## Request
All of the lines below are to be printed again exactly; images are excluded from the output.

[start Exercise input]

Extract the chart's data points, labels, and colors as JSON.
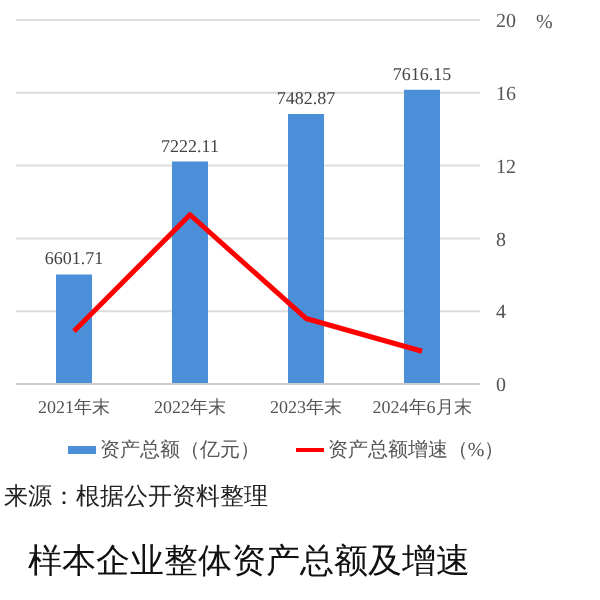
{
  "chart_data": {
    "type": "bar",
    "title": "样本企业整体资产总额及增速",
    "y2label": "%",
    "categories": [
      "2021年末",
      "2022年末",
      "2023年末",
      "2024年6月末"
    ],
    "series": [
      {
        "name": "资产总额（亿元）",
        "color": "#4a8fd8",
        "values": [
          6601.71,
          7222.11,
          7482.87,
          7616.15
        ],
        "value_labels": [
          "6601.71",
          "7222.11",
          "7482.87",
          "7616.15"
        ]
      },
      {
        "name": "资产总额增速（%）",
        "type": "line",
        "axis": "y2",
        "color": "#ff0000",
        "values": [
          2.9,
          9.3,
          3.6,
          1.8
        ]
      }
    ],
    "ylim": [
      6000,
      8000
    ],
    "y2lim": [
      0,
      20
    ],
    "y2ticks": [
      0,
      4,
      8,
      12,
      16,
      20
    ],
    "grid": "y",
    "legend": "bottom",
    "marker": "none",
    "line_style": "solid",
    "annotations": [
      "来源：根据公开资料整理"
    ]
  }
}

[end Exercise input]

## Full answer
Extract the chart's data points, labels, and colors as JSON.
{
  "chart_data": {
    "type": "bar",
    "title": "样本企业整体资产总额及增速",
    "y2label": "%",
    "categories": [
      "2021年末",
      "2022年末",
      "2023年末",
      "2024年6月末"
    ],
    "series": [
      {
        "name": "资产总额（亿元）",
        "color": "#4a8fd8",
        "values": [
          6601.71,
          7222.11,
          7482.87,
          7616.15
        ],
        "value_labels": [
          "6601.71",
          "7222.11",
          "7482.87",
          "7616.15"
        ]
      },
      {
        "name": "资产总额增速（%）",
        "type": "line",
        "axis": "y2",
        "color": "#ff0000",
        "values": [
          2.9,
          9.3,
          3.6,
          1.8
        ]
      }
    ],
    "ylim": [
      6000,
      8000
    ],
    "y2lim": [
      0,
      20
    ],
    "y2ticks": [
      0,
      4,
      8,
      12,
      16,
      20
    ],
    "grid": "y",
    "legend": "bottom",
    "marker": "none",
    "line_style": "solid",
    "annotations": [
      "来源：根据公开资料整理"
    ]
  }
}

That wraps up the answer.